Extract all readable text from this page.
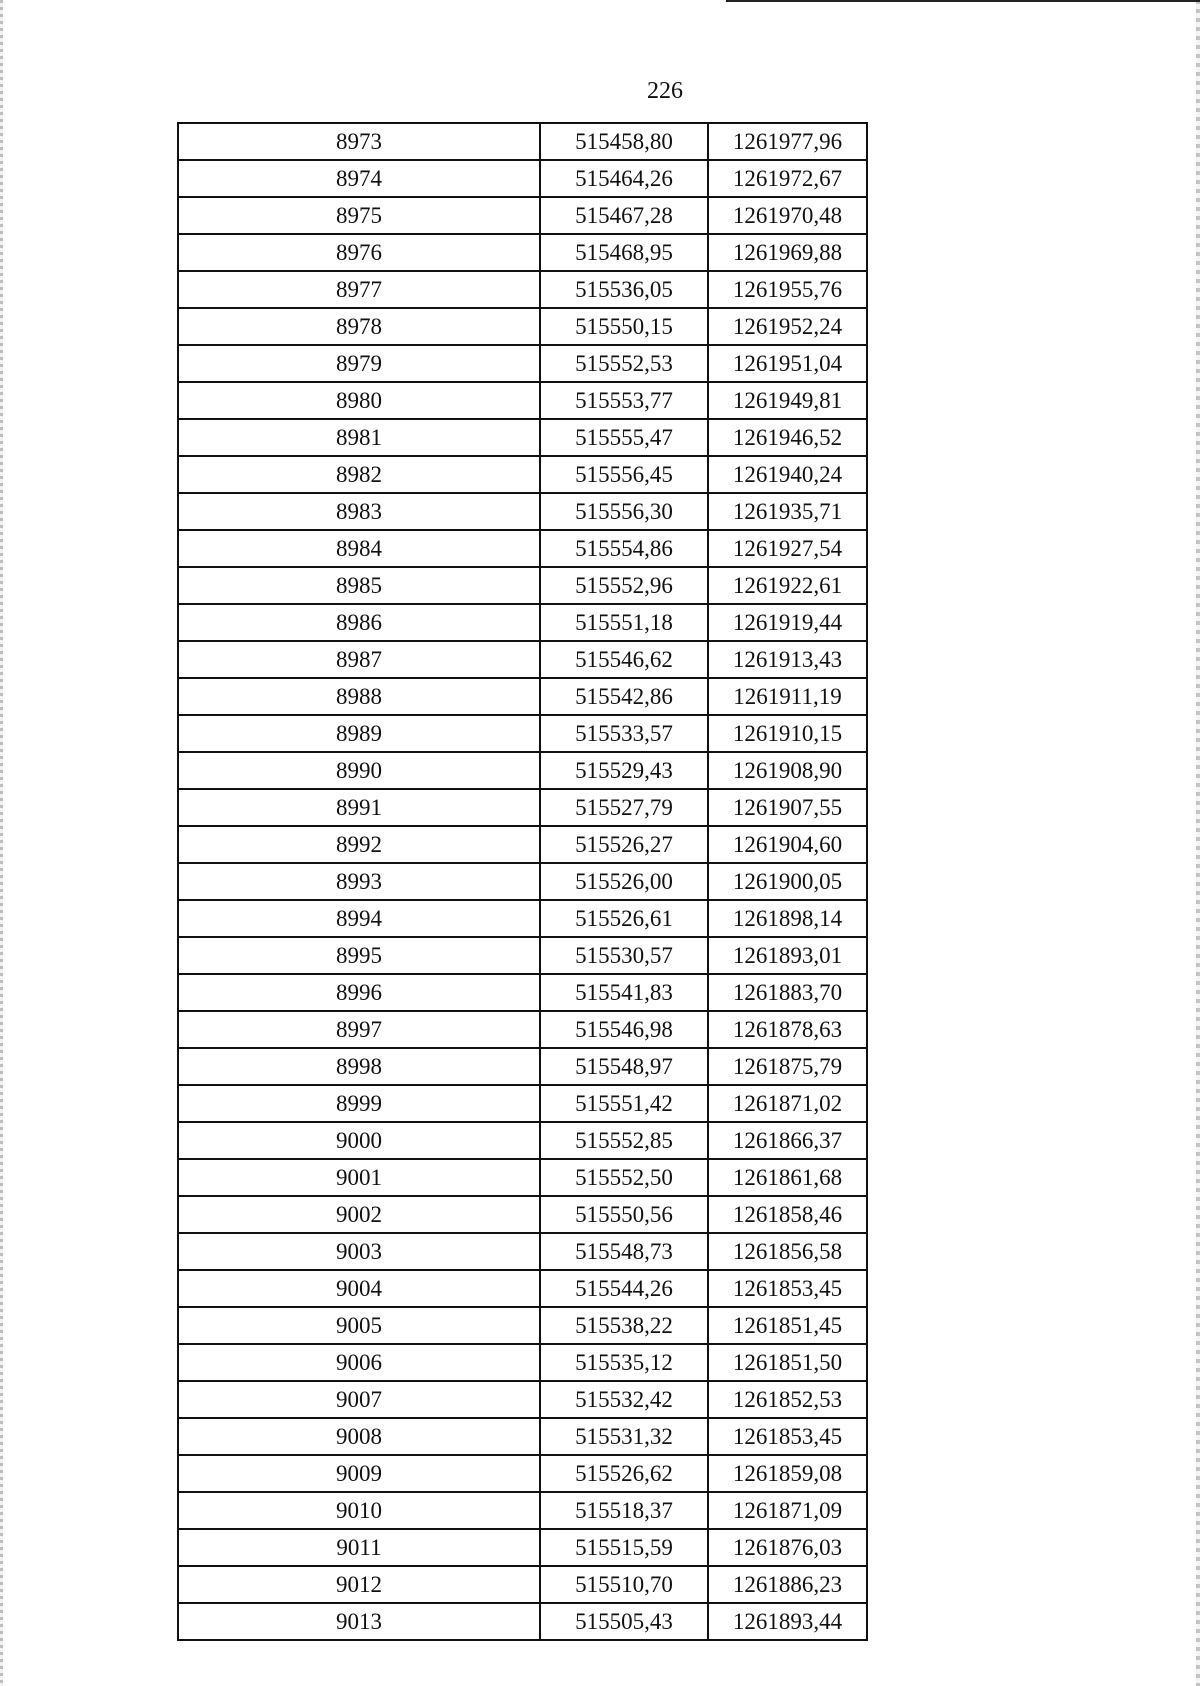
226
8973	515458,80	1261977,96
8974	515464,26	1261972,67
8975	515467,28	1261970,48
8976	515468,95	1261969,88
8977	515536,05	1261955,76
8978	515550,15	1261952,24
8979	515552,53	1261951,04
8980	515553,77	1261949,81
8981	515555,47	1261946,52
8982	515556,45	1261940,24
8983	515556,30	1261935,71
8984	515554,86	1261927,54
8985	515552,96	1261922,61
8986	515551,18	1261919,44
8987	515546,62	1261913,43
8988	515542,86	1261911,19
8989	515533,57	1261910,15
8990	515529,43	1261908,90
8991	515527,79	1261907,55
8992	515526,27	1261904,60
8993	515526,00	1261900,05
8994	515526,61	1261898,14
8995	515530,57	1261893,01
8996	515541,83	1261883,70
8997	515546,98	1261878,63
8998	515548,97	1261875,79
8999	515551,42	1261871,02
9000	515552,85	1261866,37
9001	515552,50	1261861,68
9002	515550,56	1261858,46
9003	515548,73	1261856,58
9004	515544,26	1261853,45
9005	515538,22	1261851,45
9006	515535,12	1261851,50
9007	515532,42	1261852,53
9008	515531,32	1261853,45
9009	515526,62	1261859,08
9010	515518,37	1261871,09
9011	515515,59	1261876,03
9012	515510,70	1261886,23
9013	515505,43	1261893,44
•••
# [Problem description]
Please set down each line of the data above exactly as written, without the pictures.

# [Answer to the problem]
Extract all readable text from this page.
226
8973	515458,80	1261977,96
8974	515464,26	1261972,67
8975	515467,28	1261970,48
8976	515468,95	1261969,88
8977	515536,05	1261955,76
8978	515550,15	1261952,24
8979	515552,53	1261951,04
8980	515553,77	1261949,81
8981	515555,47	1261946,52
8982	515556,45	1261940,24
8983	515556,30	1261935,71
8984	515554,86	1261927,54
8985	515552,96	1261922,61
8986	515551,18	1261919,44
8987	515546,62	1261913,43
8988	515542,86	1261911,19
8989	515533,57	1261910,15
8990	515529,43	1261908,90
8991	515527,79	1261907,55
8992	515526,27	1261904,60
8993	515526,00	1261900,05
8994	515526,61	1261898,14
8995	515530,57	1261893,01
8996	515541,83	1261883,70
8997	515546,98	1261878,63
8998	515548,97	1261875,79
8999	515551,42	1261871,02
9000	515552,85	1261866,37
9001	515552,50	1261861,68
9002	515550,56	1261858,46
9003	515548,73	1261856,58
9004	515544,26	1261853,45
9005	515538,22	1261851,45
9006	515535,12	1261851,50
9007	515532,42	1261852,53
9008	515531,32	1261853,45
9009	515526,62	1261859,08
9010	515518,37	1261871,09
9011	515515,59	1261876,03
9012	515510,70	1261886,23
9013	515505,43	1261893,44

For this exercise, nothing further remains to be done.